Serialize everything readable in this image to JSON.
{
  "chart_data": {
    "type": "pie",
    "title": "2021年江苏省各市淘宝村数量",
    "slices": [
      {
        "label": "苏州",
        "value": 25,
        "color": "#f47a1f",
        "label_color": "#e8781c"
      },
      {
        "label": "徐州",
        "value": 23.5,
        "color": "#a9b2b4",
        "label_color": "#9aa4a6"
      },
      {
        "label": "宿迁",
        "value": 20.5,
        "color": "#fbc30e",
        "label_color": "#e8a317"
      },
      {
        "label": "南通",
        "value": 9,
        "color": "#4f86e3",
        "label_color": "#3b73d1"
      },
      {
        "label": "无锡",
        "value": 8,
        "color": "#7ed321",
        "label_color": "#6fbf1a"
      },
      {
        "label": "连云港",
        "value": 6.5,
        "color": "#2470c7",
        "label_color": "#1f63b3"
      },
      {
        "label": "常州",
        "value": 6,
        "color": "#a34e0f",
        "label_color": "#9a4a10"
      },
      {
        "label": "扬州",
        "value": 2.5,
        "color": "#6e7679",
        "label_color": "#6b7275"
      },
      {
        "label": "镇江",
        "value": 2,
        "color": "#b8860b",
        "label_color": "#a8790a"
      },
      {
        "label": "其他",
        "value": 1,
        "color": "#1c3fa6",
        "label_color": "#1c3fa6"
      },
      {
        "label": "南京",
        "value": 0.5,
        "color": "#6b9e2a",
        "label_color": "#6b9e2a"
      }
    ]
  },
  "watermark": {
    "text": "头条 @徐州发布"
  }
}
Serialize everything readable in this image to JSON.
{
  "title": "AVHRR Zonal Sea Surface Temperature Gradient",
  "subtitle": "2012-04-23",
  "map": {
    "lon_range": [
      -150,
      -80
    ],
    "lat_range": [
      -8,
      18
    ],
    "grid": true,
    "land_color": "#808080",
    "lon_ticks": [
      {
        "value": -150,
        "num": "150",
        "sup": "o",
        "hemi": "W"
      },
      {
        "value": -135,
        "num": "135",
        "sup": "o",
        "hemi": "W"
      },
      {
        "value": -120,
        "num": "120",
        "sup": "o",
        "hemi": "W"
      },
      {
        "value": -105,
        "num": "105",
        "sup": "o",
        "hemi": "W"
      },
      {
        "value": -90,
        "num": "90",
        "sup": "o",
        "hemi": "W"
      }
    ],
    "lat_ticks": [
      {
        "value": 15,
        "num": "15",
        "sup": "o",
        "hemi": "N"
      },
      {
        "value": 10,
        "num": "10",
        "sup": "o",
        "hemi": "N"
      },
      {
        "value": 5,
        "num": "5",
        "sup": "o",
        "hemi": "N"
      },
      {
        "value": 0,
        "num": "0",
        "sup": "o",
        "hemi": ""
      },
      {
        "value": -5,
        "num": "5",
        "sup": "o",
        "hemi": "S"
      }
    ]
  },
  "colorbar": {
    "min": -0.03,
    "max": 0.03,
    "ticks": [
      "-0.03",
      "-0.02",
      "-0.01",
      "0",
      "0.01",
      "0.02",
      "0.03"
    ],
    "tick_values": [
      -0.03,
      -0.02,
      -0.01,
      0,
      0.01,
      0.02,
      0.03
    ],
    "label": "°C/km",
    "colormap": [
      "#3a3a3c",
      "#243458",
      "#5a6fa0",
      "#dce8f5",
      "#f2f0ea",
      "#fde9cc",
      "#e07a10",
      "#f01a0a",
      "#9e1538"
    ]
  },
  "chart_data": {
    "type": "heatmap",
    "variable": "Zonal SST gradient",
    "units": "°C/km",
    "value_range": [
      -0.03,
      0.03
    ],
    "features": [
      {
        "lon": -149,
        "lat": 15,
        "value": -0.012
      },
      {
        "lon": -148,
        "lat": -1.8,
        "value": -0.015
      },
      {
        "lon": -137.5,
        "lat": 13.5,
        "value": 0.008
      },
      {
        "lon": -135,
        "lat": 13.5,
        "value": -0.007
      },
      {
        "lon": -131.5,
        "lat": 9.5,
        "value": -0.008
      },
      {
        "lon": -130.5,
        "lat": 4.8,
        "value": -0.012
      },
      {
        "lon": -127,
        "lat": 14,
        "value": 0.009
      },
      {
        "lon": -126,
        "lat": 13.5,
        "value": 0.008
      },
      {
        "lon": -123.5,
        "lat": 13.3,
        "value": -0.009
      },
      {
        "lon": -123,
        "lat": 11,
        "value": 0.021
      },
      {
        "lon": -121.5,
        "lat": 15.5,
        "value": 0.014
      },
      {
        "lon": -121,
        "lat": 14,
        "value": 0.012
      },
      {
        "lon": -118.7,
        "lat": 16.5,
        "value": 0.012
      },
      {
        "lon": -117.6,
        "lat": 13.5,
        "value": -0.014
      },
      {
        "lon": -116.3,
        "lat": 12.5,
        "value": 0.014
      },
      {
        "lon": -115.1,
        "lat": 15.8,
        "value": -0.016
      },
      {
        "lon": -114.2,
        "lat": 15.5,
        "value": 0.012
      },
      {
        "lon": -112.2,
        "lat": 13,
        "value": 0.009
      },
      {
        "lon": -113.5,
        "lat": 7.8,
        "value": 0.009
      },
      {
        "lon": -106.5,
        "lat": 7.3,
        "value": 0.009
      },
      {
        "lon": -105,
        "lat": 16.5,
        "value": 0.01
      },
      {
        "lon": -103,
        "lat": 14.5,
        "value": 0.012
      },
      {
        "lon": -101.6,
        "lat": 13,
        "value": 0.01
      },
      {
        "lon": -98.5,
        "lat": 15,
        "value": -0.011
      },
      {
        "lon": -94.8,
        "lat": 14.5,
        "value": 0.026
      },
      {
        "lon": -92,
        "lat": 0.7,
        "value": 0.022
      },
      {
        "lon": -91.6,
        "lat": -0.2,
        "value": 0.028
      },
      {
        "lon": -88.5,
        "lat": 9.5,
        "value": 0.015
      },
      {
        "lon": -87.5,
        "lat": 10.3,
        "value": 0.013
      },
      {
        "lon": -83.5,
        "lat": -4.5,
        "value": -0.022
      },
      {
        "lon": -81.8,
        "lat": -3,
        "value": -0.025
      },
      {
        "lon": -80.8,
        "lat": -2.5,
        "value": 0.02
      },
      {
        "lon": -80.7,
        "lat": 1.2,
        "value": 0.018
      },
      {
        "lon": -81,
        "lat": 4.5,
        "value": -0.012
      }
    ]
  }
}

● **Your task**
Repeat the material above in full, keeping every word.

● **Response**
Serialize everything readable in this image to JSON.
{
  "chart_data": {
    "type": "pie",
    "title": "2021年江苏省各市淘宝村数量",
    "slices": [
      {
        "label": "苏州",
        "value": 25,
        "color": "#f47a1f",
        "label_color": "#e8781c"
      },
      {
        "label": "徐州",
        "value": 23.5,
        "color": "#a9b2b4",
        "label_color": "#9aa4a6"
      },
      {
        "label": "宿迁",
        "value": 20.5,
        "color": "#fbc30e",
        "label_color": "#e8a317"
      },
      {
        "label": "南通",
        "value": 9,
        "color": "#4f86e3",
        "label_color": "#3b73d1"
      },
      {
        "label": "无锡",
        "value": 8,
        "color": "#7ed321",
        "label_color": "#6fbf1a"
      },
      {
        "label": "连云港",
        "value": 6.5,
        "color": "#2470c7",
        "label_color": "#1f63b3"
      },
      {
        "label": "常州",
        "value": 6,
        "color": "#a34e0f",
        "label_color": "#9a4a10"
      },
      {
        "label": "扬州",
        "value": 2.5,
        "color": "#6e7679",
        "label_color": "#6b7275"
      },
      {
        "label": "镇江",
        "value": 2,
        "color": "#b8860b",
        "label_color": "#a8790a"
      },
      {
        "label": "其他",
        "value": 1,
        "color": "#1c3fa6",
        "label_color": "#1c3fa6"
      },
      {
        "label": "南京",
        "value": 0.5,
        "color": "#6b9e2a",
        "label_color": "#6b9e2a"
      }
    ]
  },
  "watermark": {
    "text": "头条 @徐州发布"
  }
}
Serialize everything readable in this image to JSON.
{
  "title": "AVHRR Zonal Sea Surface Temperature Gradient",
  "subtitle": "2012-04-23",
  "map": {
    "lon_range": [
      -150,
      -80
    ],
    "lat_range": [
      -8,
      18
    ],
    "grid": true,
    "land_color": "#808080",
    "lon_ticks": [
      {
        "value": -150,
        "num": "150",
        "sup": "o",
        "hemi": "W"
      },
      {
        "value": -135,
        "num": "135",
        "sup": "o",
        "hemi": "W"
      },
      {
        "value": -120,
        "num": "120",
        "sup": "o",
        "hemi": "W"
      },
      {
        "value": -105,
        "num": "105",
        "sup": "o",
        "hemi": "W"
      },
      {
        "value": -90,
        "num": "90",
        "sup": "o",
        "hemi": "W"
      }
    ],
    "lat_ticks": [
      {
        "value": 15,
        "num": "15",
        "sup": "o",
        "hemi": "N"
      },
      {
        "value": 10,
        "num": "10",
        "sup": "o",
        "hemi": "N"
      },
      {
        "value": 5,
        "num": "5",
        "sup": "o",
        "hemi": "N"
      },
      {
        "value": 0,
        "num": "0",
        "sup": "o",
        "hemi": ""
      },
      {
        "value": -5,
        "num": "5",
        "sup": "o",
        "hemi": "S"
      }
    ]
  },
  "colorbar": {
    "min": -0.03,
    "max": 0.03,
    "ticks": [
      "-0.03",
      "-0.02",
      "-0.01",
      "0",
      "0.01",
      "0.02",
      "0.03"
    ],
    "tick_values": [
      -0.03,
      -0.02,
      -0.01,
      0,
      0.01,
      0.02,
      0.03
    ],
    "label": "°C/km",
    "colormap": [
      "#3a3a3c",
      "#243458",
      "#5a6fa0",
      "#dce8f5",
      "#f2f0ea",
      "#fde9cc",
      "#e07a10",
      "#f01a0a",
      "#9e1538"
    ]
  },
  "chart_data": {
    "type": "heatmap",
    "variable": "Zonal SST gradient",
    "units": "°C/km",
    "value_range": [
      -0.03,
      0.03
    ],
    "features": [
      {
        "lon": -149,
        "lat": 15,
        "value": -0.012
      },
      {
        "lon": -148,
        "lat": -1.8,
        "value": -0.015
      },
      {
        "lon": -137.5,
        "lat": 13.5,
        "value": 0.008
      },
      {
        "lon": -135,
        "lat": 13.5,
        "value": -0.007
      },
      {
        "lon": -131.5,
        "lat": 9.5,
        "value": -0.008
      },
      {
        "lon": -130.5,
        "lat": 4.8,
        "value": -0.012
      },
      {
        "lon": -127,
        "lat": 14,
        "value": 0.009
      },
      {
        "lon": -126,
        "lat": 13.5,
        "value": 0.008
      },
      {
        "lon": -123.5,
        "lat": 13.3,
        "value": -0.009
      },
      {
        "lon": -123,
        "lat": 11,
        "value": 0.021
      },
      {
        "lon": -121.5,
        "lat": 15.5,
        "value": 0.014
      },
      {
        "lon": -121,
        "lat": 14,
        "value": 0.012
      },
      {
        "lon": -118.7,
        "lat": 16.5,
        "value": 0.012
      },
      {
        "lon": -117.6,
        "lat": 13.5,
        "value": -0.014
      },
      {
        "lon": -116.3,
        "lat": 12.5,
        "value": 0.014
      },
      {
        "lon": -115.1,
        "lat": 15.8,
        "value": -0.016
      },
      {
        "lon": -114.2,
        "lat": 15.5,
        "value": 0.012
      },
      {
        "lon": -112.2,
        "lat": 13,
        "value": 0.009
      },
      {
        "lon": -113.5,
        "lat": 7.8,
        "value": 0.009
      },
      {
        "lon": -106.5,
        "lat": 7.3,
        "value": 0.009
      },
      {
        "lon": -105,
        "lat": 16.5,
        "value": 0.01
      },
      {
        "lon": -103,
        "lat": 14.5,
        "value": 0.012
      },
      {
        "lon": -101.6,
        "lat": 13,
        "value": 0.01
      },
      {
        "lon": -98.5,
        "lat": 15,
        "value": -0.011
      },
      {
        "lon": -94.8,
        "lat": 14.5,
        "value": 0.026
      },
      {
        "lon": -92,
        "lat": 0.7,
        "value": 0.022
      },
      {
        "lon": -91.6,
        "lat": -0.2,
        "value": 0.028
      },
      {
        "lon": -88.5,
        "lat": 9.5,
        "value": 0.015
      },
      {
        "lon": -87.5,
        "lat": 10.3,
        "value": 0.013
      },
      {
        "lon": -83.5,
        "lat": -4.5,
        "value": -0.022
      },
      {
        "lon": -81.8,
        "lat": -3,
        "value": -0.025
      },
      {
        "lon": -80.8,
        "lat": -2.5,
        "value": 0.02
      },
      {
        "lon": -80.7,
        "lat": 1.2,
        "value": 0.018
      },
      {
        "lon": -81,
        "lat": 4.5,
        "value": -0.012
      }
    ]
  }
}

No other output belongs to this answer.